Begin Available records

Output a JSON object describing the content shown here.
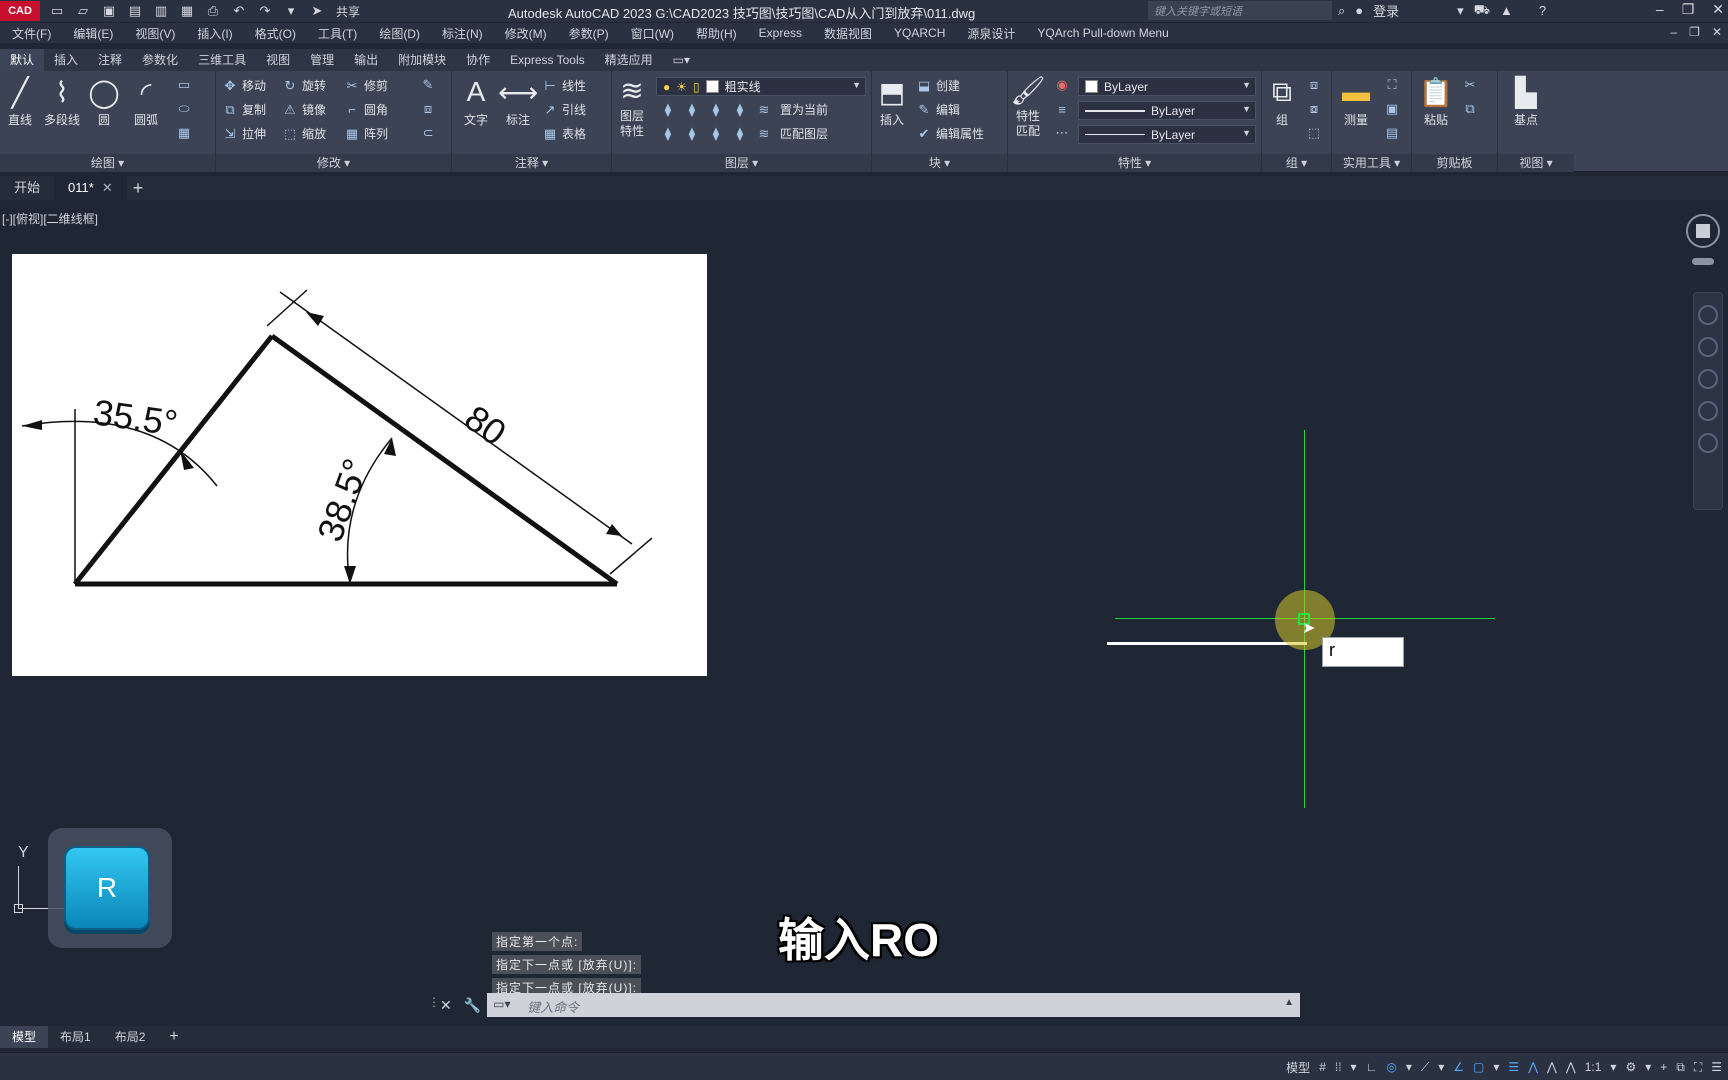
{
  "app": {
    "logo": "CAD",
    "title": "Autodesk AutoCAD 2023    G:\\CAD2023 技巧图\\技巧图\\CAD从入门到放弃\\011.dwg",
    "share_label": "共享",
    "search_placeholder": "键入关键字或短语",
    "login_label": "登录"
  },
  "menu": [
    "文件(F)",
    "编辑(E)",
    "视图(V)",
    "插入(I)",
    "格式(O)",
    "工具(T)",
    "绘图(D)",
    "标注(N)",
    "修改(M)",
    "参数(P)",
    "窗口(W)",
    "帮助(H)",
    "Express",
    "数据视图",
    "YQARCH",
    "源泉设计",
    "YQArch Pull-down Menu"
  ],
  "ribbon_tabs": [
    "默认",
    "插入",
    "注释",
    "参数化",
    "三维工具",
    "视图",
    "管理",
    "输出",
    "附加模块",
    "协作",
    "Express Tools",
    "精选应用"
  ],
  "ribbon": {
    "draw": {
      "label": "绘图",
      "line": "直线",
      "polyline": "多段线",
      "circle": "圆",
      "arc": "圆弧"
    },
    "modify": {
      "label": "修改",
      "move": "移动",
      "rotate": "旋转",
      "trim": "修剪",
      "copy": "复制",
      "mirror": "镜像",
      "fillet": "圆角",
      "stretch": "拉伸",
      "scale": "缩放",
      "array": "阵列"
    },
    "annotation": {
      "label": "注释",
      "text": "文字",
      "dimension": "标注",
      "linear": "线性",
      "leader": "引线",
      "table": "表格"
    },
    "layers": {
      "label": "图层",
      "properties": "图层\n特性",
      "current_layer": "粗实线",
      "set_current": "置为当前",
      "match_layer": "匹配图层"
    },
    "block": {
      "label": "块",
      "insert": "插入",
      "create": "创建",
      "edit": "编辑",
      "edit_attr": "编辑属性"
    },
    "properties": {
      "label": "特性",
      "match": "特性\n匹配",
      "color": "ByLayer",
      "lineweight": "ByLayer",
      "linetype": "ByLayer"
    },
    "groups": {
      "label": "组",
      "group": "组"
    },
    "utilities": {
      "label": "实用工具",
      "measure": "测量"
    },
    "clipboard": {
      "label": "剪贴板",
      "paste": "粘贴"
    },
    "view": {
      "label": "视图",
      "base": "基点"
    }
  },
  "file_tabs": [
    {
      "label": "开始"
    },
    {
      "label": "011*"
    }
  ],
  "viewport": {
    "label": "[-][俯视][二维线框]",
    "dynamic_input_value": "r",
    "key_badge": "R",
    "subtitle": "输入RO",
    "ucs_y": "Y"
  },
  "drawing": {
    "dim_angle_left": "35.5°",
    "dim_angle_inner": "38.5°",
    "dim_length": "80"
  },
  "command": {
    "history": [
      "指定第一个点:",
      "指定下一点或 [放弃(U)]:",
      "指定下一点或 [放弃(U)]:"
    ],
    "placeholder": "键入命令"
  },
  "layout_tabs": [
    "模型",
    "布局1",
    "布局2"
  ],
  "status": {
    "model_label": "模型",
    "scale": "1:1"
  }
}
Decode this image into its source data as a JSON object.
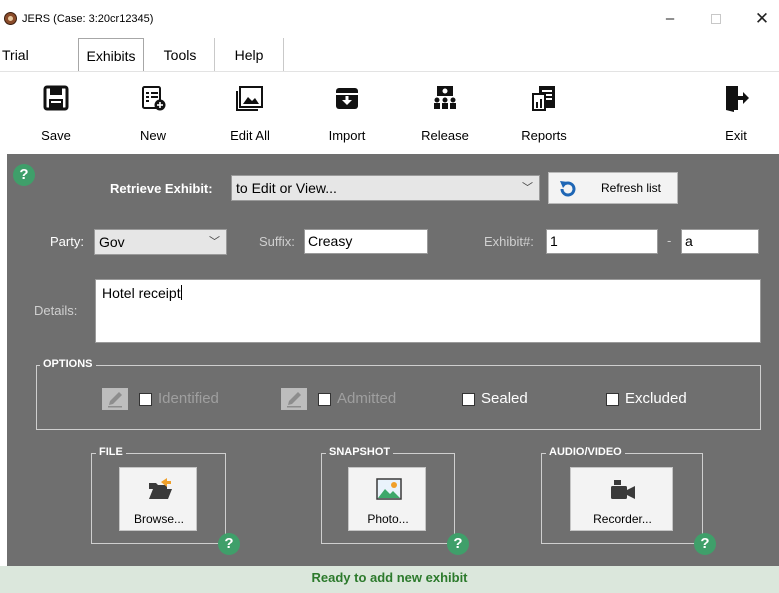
{
  "window": {
    "title": "JERS (Case: 3:20cr12345)",
    "minimize_glyph": "–",
    "close_glyph": "✕"
  },
  "menu": {
    "tabs": [
      {
        "label": "Trial"
      },
      {
        "label": "Exhibits",
        "active": true
      },
      {
        "label": "Tools"
      },
      {
        "label": "Help"
      }
    ]
  },
  "toolbar": {
    "save": "Save",
    "new": "New",
    "edit_all": "Edit All",
    "import": "Import",
    "release": "Release",
    "reports": "Reports",
    "exit": "Exit"
  },
  "retrieve": {
    "label": "Retrieve Exhibit:",
    "selected": "to Edit or View...",
    "refresh": "Refresh list"
  },
  "form": {
    "party_label": "Party:",
    "party_value": "Gov",
    "suffix_label": "Suffix:",
    "suffix_value": "Creasy",
    "exhibit_label": "Exhibit#:",
    "exhibit_value": "1",
    "dash": "-",
    "exhibit_sub_value": "a",
    "details_label": "Details:",
    "details_value": "Hotel receipt"
  },
  "options": {
    "title": "OPTIONS",
    "identified": "Identified",
    "admitted": "Admitted",
    "sealed": "Sealed",
    "excluded": "Excluded"
  },
  "file": {
    "title": "FILE",
    "button": "Browse..."
  },
  "snapshot": {
    "title": "SNAPSHOT",
    "button": "Photo..."
  },
  "audio_video": {
    "title": "AUDIO/VIDEO",
    "button": "Recorder..."
  },
  "help_glyph": "?",
  "status": {
    "text": "Ready to add new exhibit"
  },
  "colors": {
    "panel": "#6f6f6f",
    "help": "#3f9f6a",
    "status_text": "#2c7a2c",
    "status_bg": "#dbe7dc"
  }
}
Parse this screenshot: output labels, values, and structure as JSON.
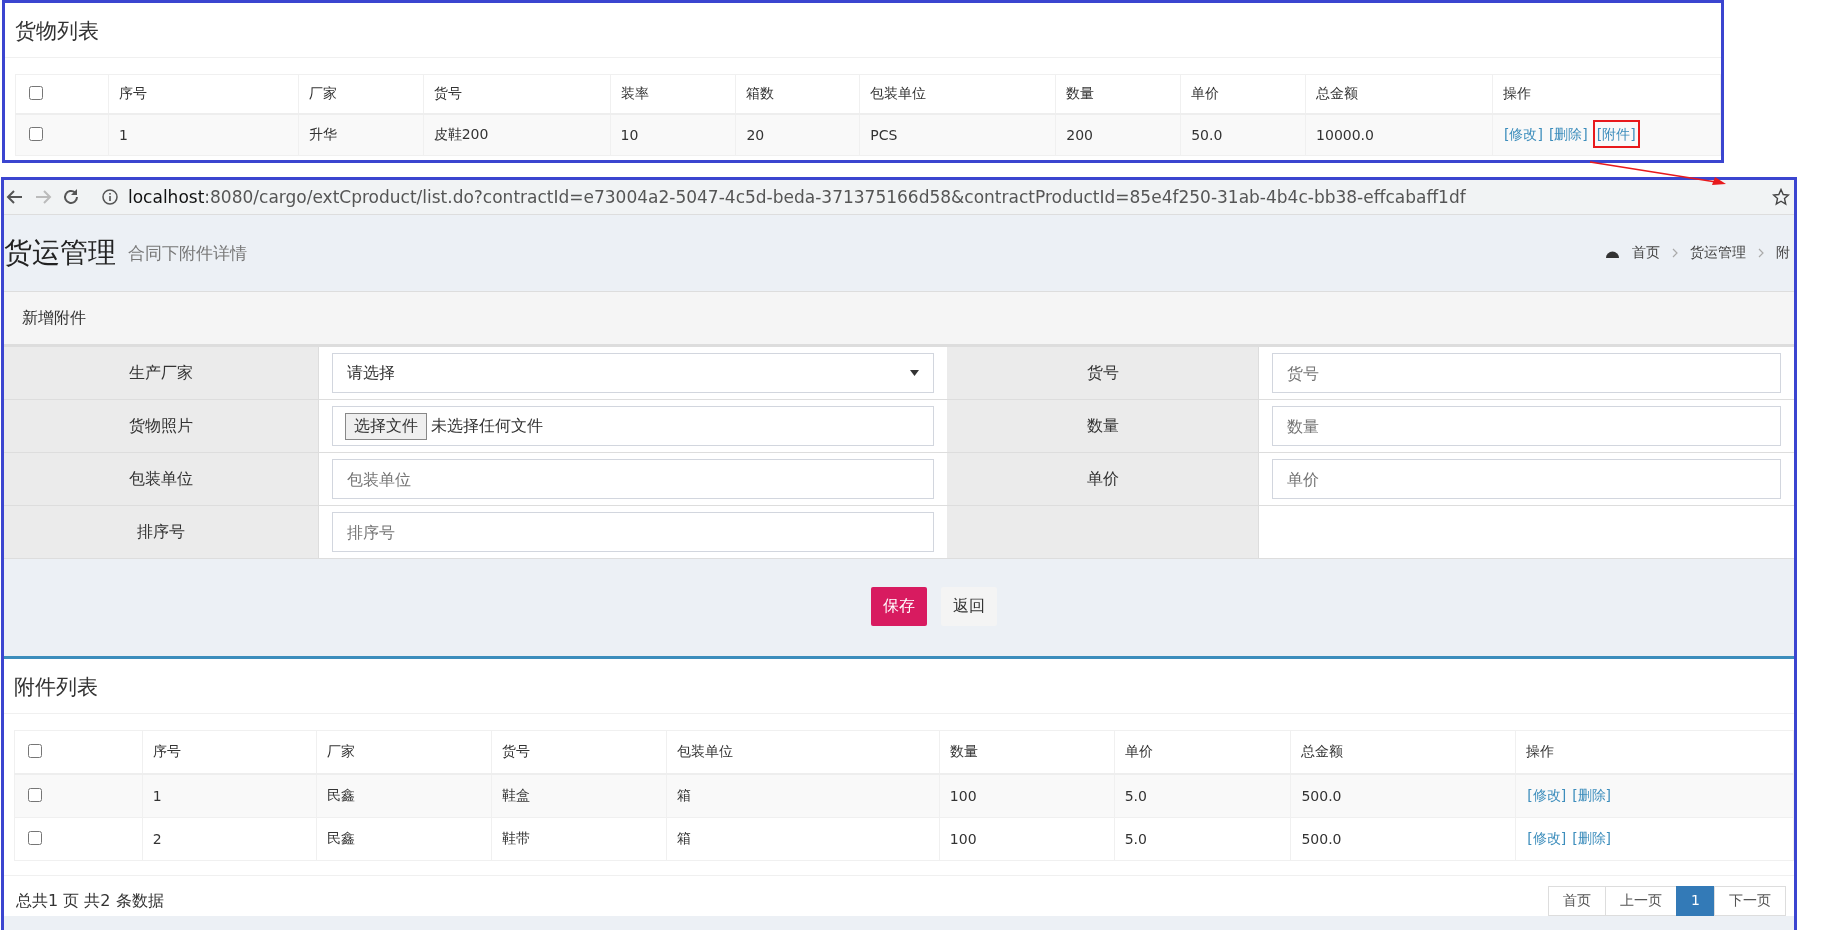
{
  "cargo_list": {
    "title": "货物列表",
    "header_checked": false,
    "columns": [
      "序号",
      "厂家",
      "货号",
      "装率",
      "箱数",
      "包装单位",
      "数量",
      "单价",
      "总金额",
      "操作"
    ],
    "rows": [
      {
        "checked": false,
        "cells": [
          "1",
          "升华",
          "皮鞋200",
          "10",
          "20",
          "PCS",
          "200",
          "50.0",
          "10000.0"
        ],
        "actions": [
          {
            "label": "[修改]",
            "highlighted": false
          },
          {
            "label": "[删除]",
            "highlighted": false
          },
          {
            "label": "[附件]",
            "highlighted": true
          }
        ]
      }
    ]
  },
  "browser": {
    "url_host": "localhost",
    "url_path": ":8080/cargo/extCproduct/list.do?contractId=e73004a2-5047-4c5d-beda-371375166d58&contractProductId=85e4f250-31ab-4b4c-bb38-effcabaff1df",
    "page_title": "货运管理",
    "page_subtitle": "合同下附件详情",
    "breadcrumb": [
      "首页",
      "货运管理",
      "附"
    ]
  },
  "form": {
    "title": "新增附件",
    "fields": [
      {
        "kind": "select",
        "label": "生产厂家",
        "value": "请选择"
      },
      {
        "kind": "text",
        "label": "货号",
        "placeholder": "货号"
      },
      {
        "kind": "file",
        "label": "货物照片",
        "button": "选择文件",
        "status": "未选择任何文件"
      },
      {
        "kind": "text",
        "label": "数量",
        "placeholder": "数量"
      },
      {
        "kind": "text",
        "label": "包装单位",
        "placeholder": "包装单位"
      },
      {
        "kind": "text",
        "label": "单价",
        "placeholder": "单价"
      },
      {
        "kind": "text",
        "label": "排序号",
        "placeholder": "排序号"
      },
      {
        "kind": "empty"
      }
    ],
    "buttons": [
      {
        "kind": "primary",
        "label": "保存"
      },
      {
        "kind": "plain",
        "label": "返回"
      }
    ]
  },
  "attachment_list": {
    "title": "附件列表",
    "header_checked": false,
    "columns": [
      "序号",
      "厂家",
      "货号",
      "包装单位",
      "数量",
      "单价",
      "总金额",
      "操作"
    ],
    "rows": [
      {
        "checked": false,
        "cells": [
          "1",
          "民鑫",
          "鞋盒",
          "箱",
          "100",
          "5.0",
          "500.0"
        ],
        "actions": [
          {
            "label": "[修改]",
            "highlighted": false
          },
          {
            "label": "[删除]",
            "highlighted": false
          }
        ]
      },
      {
        "checked": false,
        "cells": [
          "2",
          "民鑫",
          "鞋带",
          "箱",
          "100",
          "5.0",
          "500.0"
        ],
        "actions": [
          {
            "label": "[修改]",
            "highlighted": false
          },
          {
            "label": "[删除]",
            "highlighted": false
          }
        ]
      }
    ],
    "summary": "总共1 页   共2 条数据",
    "pagination": [
      {
        "label": "首页",
        "selected": false
      },
      {
        "label": "上一页",
        "selected": false
      },
      {
        "label": "1",
        "selected": true
      },
      {
        "label": "下一页",
        "selected": false
      }
    ]
  }
}
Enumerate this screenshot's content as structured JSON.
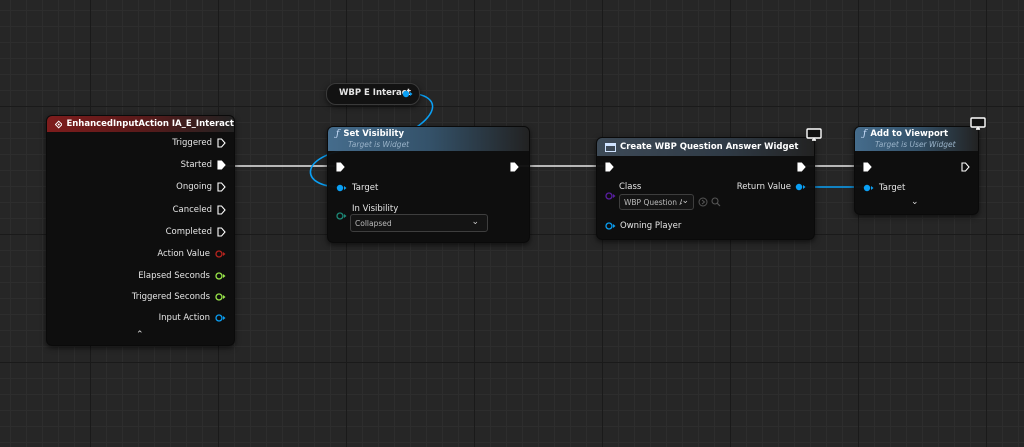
{
  "colors": {
    "exec": "#ffffff",
    "object_pin": "#0aa0f5",
    "class_pin": "#5a1fa3",
    "float_pin": "#9be84a",
    "bool_pin": "#b7241e",
    "visibility_pin": "#1d8a78",
    "event_header": "#7e1c1c",
    "function_header": "#456c8c"
  },
  "event_node": {
    "title": "EnhancedInputAction IA_E_Interact",
    "icon": "diamond-event-icon",
    "pins": [
      {
        "label": "Triggered",
        "type": "exec"
      },
      {
        "label": "Started",
        "type": "exec",
        "connected": true
      },
      {
        "label": "Ongoing",
        "type": "exec"
      },
      {
        "label": "Canceled",
        "type": "exec"
      },
      {
        "label": "Completed",
        "type": "exec"
      },
      {
        "label": "Action Value",
        "type": "bool"
      },
      {
        "label": "Elapsed Seconds",
        "type": "float"
      },
      {
        "label": "Triggered Seconds",
        "type": "float"
      },
      {
        "label": "Input Action",
        "type": "object"
      }
    ],
    "collapse_icon": "chevron-up-icon"
  },
  "variable_node": {
    "label": "WBP E Interact"
  },
  "set_visibility_node": {
    "title": "Set Visibility",
    "subtitle": "Target is Widget",
    "target_label": "Target",
    "in_visibility_label": "In Visibility",
    "in_visibility_value": "Collapsed"
  },
  "create_widget_node": {
    "title": "Create WBP Question Answer Widget",
    "class_label": "Class",
    "class_value": "WBP Question A",
    "return_label": "Return Value",
    "owning_player_label": "Owning Player"
  },
  "add_viewport_node": {
    "title": "Add to Viewport",
    "subtitle": "Target is User Widget",
    "target_label": "Target",
    "expand_icon": "chevron-down-icon"
  }
}
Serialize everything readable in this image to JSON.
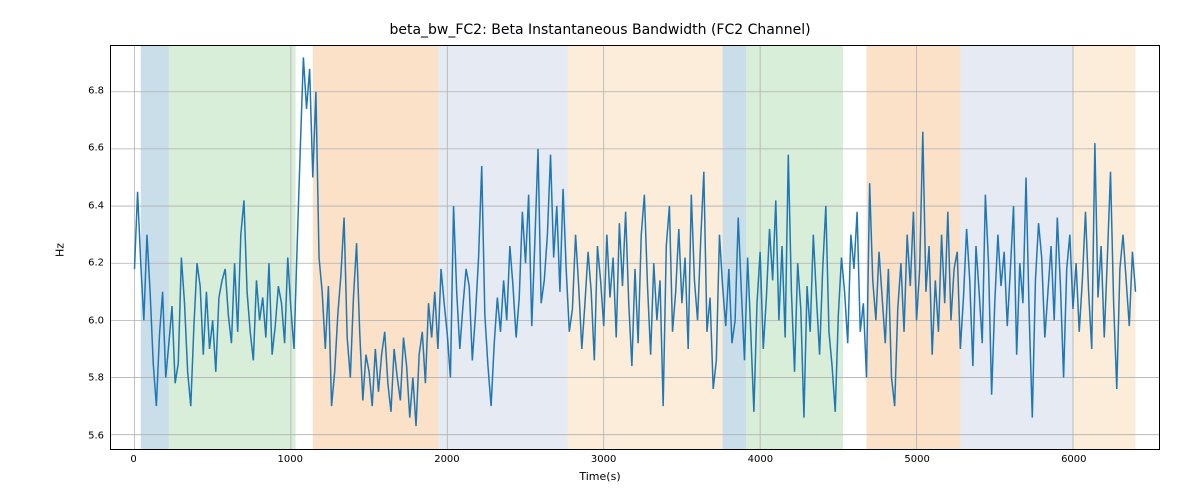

End Available records

■ **Set exercise**
Tally the lines in this data that hold the word "content" and state only the count.

■ **Result**
2